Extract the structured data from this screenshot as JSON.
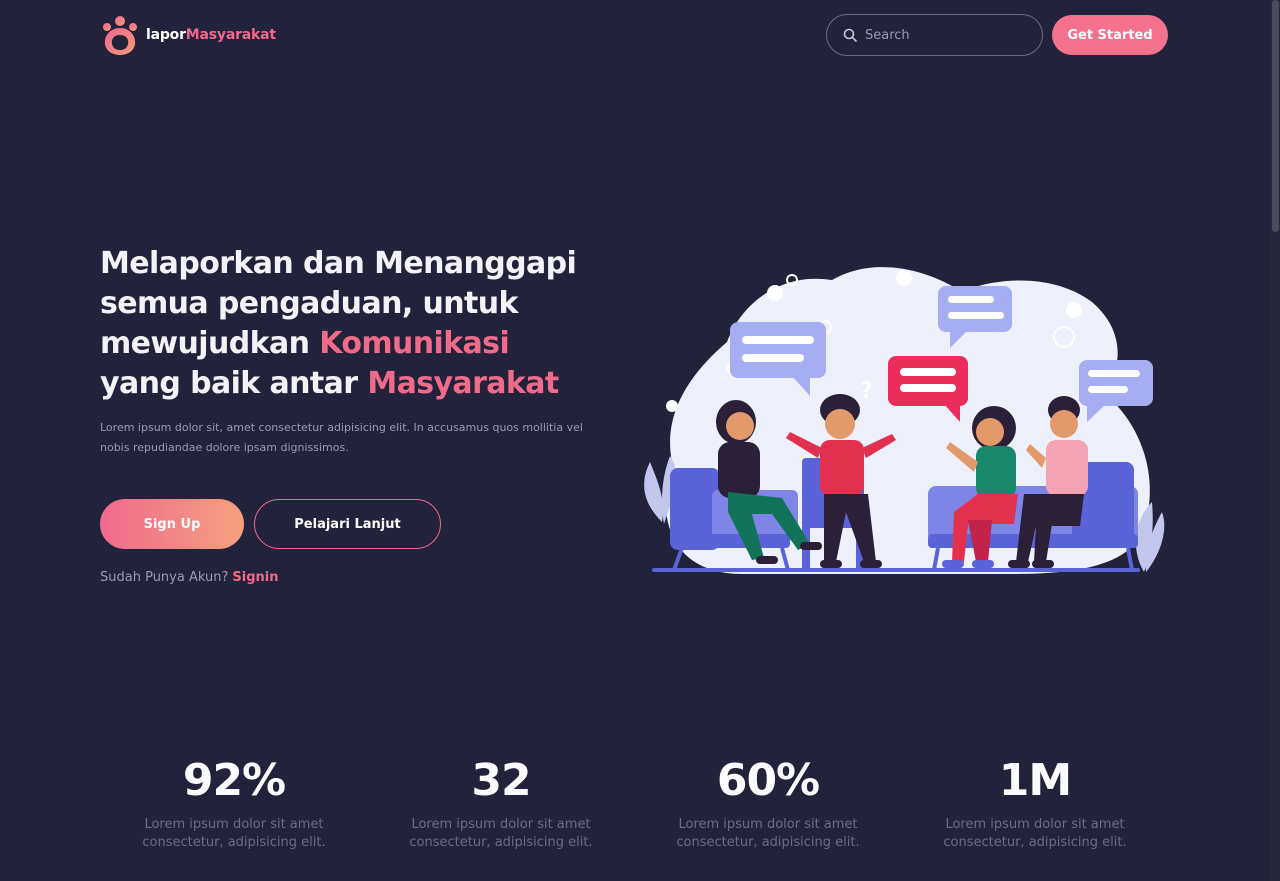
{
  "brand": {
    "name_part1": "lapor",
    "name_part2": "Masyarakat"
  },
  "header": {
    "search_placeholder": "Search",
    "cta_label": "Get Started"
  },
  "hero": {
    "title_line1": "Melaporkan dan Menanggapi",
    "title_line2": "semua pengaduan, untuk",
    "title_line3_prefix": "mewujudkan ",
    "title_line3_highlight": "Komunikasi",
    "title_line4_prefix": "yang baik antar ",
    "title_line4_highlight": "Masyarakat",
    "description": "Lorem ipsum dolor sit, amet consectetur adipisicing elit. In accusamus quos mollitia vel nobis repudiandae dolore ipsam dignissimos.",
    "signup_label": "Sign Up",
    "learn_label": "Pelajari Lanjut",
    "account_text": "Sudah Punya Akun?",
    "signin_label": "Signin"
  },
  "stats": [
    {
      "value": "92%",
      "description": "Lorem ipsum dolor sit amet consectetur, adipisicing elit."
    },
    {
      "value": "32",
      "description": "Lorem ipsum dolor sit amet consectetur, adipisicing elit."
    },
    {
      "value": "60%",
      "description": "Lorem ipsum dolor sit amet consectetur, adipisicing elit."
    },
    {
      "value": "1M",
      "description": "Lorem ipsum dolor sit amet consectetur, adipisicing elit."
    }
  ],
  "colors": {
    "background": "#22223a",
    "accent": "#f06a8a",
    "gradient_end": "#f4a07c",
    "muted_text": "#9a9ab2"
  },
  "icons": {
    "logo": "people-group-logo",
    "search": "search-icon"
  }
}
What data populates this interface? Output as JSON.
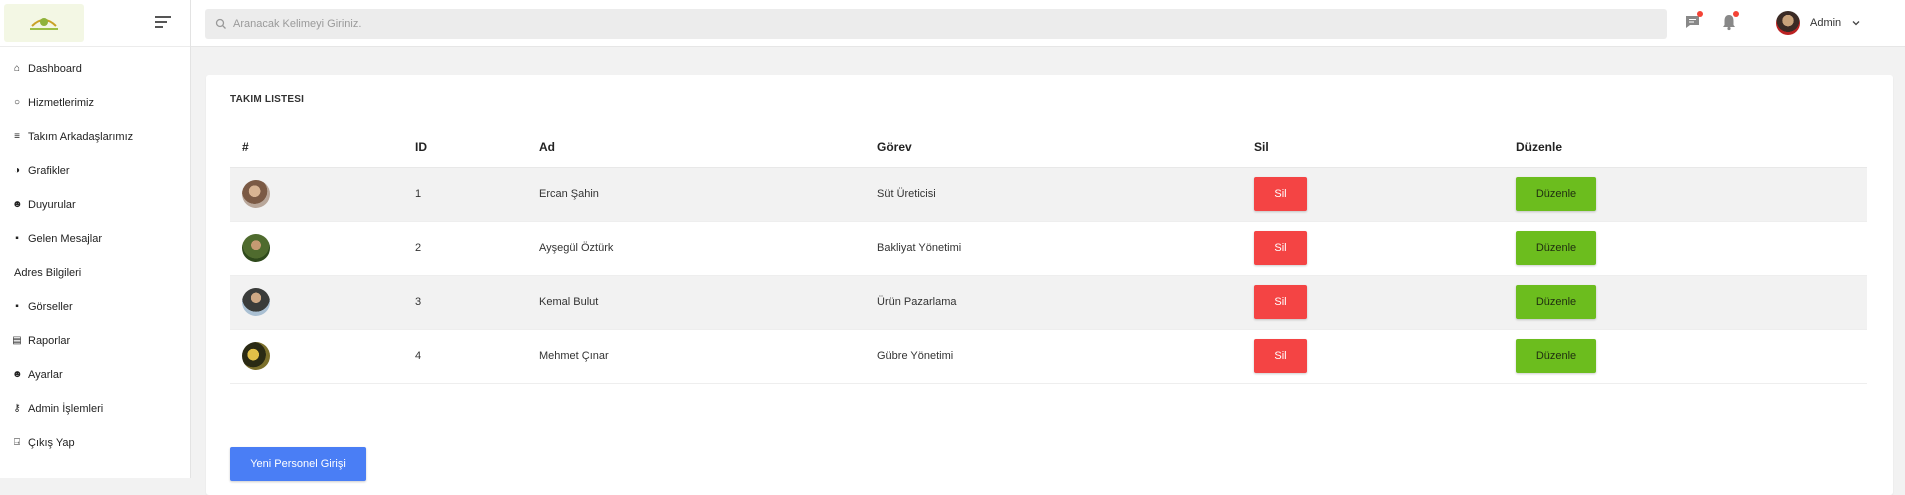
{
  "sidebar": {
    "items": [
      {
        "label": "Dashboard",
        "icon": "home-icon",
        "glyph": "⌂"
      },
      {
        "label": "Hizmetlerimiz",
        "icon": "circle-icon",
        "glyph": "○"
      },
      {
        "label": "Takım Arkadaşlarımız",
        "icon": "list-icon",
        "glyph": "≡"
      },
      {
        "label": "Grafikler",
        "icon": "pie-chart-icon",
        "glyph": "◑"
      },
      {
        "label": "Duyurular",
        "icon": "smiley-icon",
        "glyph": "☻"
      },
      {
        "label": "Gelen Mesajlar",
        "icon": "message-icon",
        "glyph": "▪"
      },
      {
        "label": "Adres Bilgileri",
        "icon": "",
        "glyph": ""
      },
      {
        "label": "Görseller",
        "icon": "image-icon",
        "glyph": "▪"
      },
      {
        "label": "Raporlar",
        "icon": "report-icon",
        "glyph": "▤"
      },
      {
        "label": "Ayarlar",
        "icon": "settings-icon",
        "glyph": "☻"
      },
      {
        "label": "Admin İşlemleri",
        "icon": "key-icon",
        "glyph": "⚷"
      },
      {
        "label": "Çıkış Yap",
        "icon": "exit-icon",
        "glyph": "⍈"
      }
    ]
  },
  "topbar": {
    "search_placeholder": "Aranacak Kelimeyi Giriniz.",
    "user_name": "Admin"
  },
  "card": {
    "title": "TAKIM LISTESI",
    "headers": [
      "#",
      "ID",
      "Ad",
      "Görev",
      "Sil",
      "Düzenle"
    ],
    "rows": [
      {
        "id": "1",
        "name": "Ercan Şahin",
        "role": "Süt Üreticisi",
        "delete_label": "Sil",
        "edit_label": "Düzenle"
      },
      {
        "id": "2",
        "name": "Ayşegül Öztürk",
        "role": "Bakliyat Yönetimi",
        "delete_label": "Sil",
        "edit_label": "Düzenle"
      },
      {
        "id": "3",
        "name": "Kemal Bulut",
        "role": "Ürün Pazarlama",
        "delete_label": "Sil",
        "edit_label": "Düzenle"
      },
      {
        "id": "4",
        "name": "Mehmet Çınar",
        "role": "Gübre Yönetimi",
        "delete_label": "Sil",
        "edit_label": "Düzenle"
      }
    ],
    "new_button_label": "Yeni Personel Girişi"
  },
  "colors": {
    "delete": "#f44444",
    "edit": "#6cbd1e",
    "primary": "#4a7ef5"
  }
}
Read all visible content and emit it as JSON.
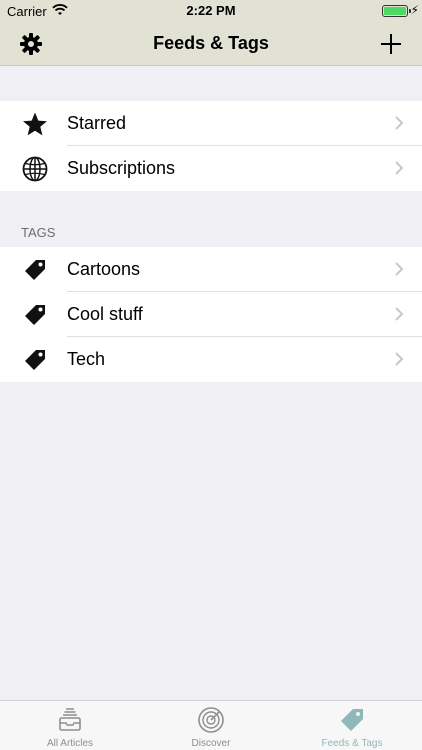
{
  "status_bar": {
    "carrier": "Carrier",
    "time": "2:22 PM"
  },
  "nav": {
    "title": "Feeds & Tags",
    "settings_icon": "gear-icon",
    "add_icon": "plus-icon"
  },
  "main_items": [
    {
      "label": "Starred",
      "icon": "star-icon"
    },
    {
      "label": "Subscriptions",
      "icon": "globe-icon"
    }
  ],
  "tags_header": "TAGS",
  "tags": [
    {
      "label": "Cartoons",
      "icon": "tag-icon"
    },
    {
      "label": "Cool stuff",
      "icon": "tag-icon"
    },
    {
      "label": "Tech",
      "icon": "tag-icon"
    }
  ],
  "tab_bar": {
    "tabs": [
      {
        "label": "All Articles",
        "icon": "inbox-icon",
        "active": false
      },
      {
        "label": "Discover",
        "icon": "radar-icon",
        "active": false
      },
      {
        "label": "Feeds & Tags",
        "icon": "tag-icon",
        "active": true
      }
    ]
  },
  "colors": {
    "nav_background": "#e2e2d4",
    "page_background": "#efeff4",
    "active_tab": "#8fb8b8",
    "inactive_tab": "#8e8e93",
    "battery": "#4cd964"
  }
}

======

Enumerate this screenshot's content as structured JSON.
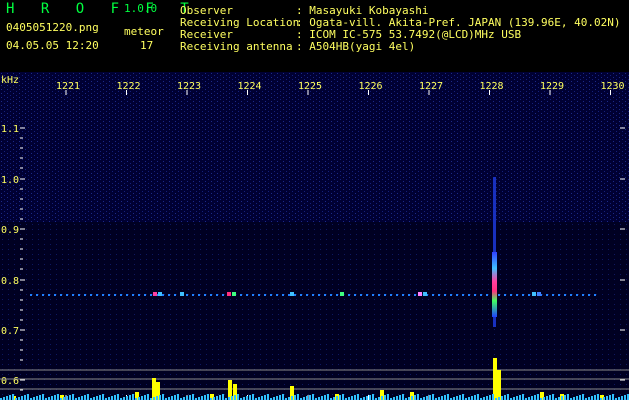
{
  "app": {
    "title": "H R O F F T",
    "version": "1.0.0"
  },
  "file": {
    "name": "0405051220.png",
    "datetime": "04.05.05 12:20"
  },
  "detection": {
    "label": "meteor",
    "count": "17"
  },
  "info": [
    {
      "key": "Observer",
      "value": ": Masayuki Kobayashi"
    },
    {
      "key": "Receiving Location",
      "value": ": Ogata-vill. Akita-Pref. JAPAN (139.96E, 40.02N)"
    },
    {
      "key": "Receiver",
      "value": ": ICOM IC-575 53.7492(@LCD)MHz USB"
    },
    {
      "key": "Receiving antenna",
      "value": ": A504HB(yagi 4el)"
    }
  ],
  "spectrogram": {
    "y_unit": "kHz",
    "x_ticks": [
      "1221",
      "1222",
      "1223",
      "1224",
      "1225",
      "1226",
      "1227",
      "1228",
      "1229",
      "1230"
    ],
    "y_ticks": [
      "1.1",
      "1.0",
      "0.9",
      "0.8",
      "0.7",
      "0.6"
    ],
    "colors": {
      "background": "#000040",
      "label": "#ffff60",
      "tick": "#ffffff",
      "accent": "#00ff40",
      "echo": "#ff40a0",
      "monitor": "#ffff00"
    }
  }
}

======

SET PROBLEM:
Gather from the records above every line containing the string "data".

WRITTEN ANSWER:
Extract the structured data from this screenshot as JSON.
What data populates this interface? Output as JSON.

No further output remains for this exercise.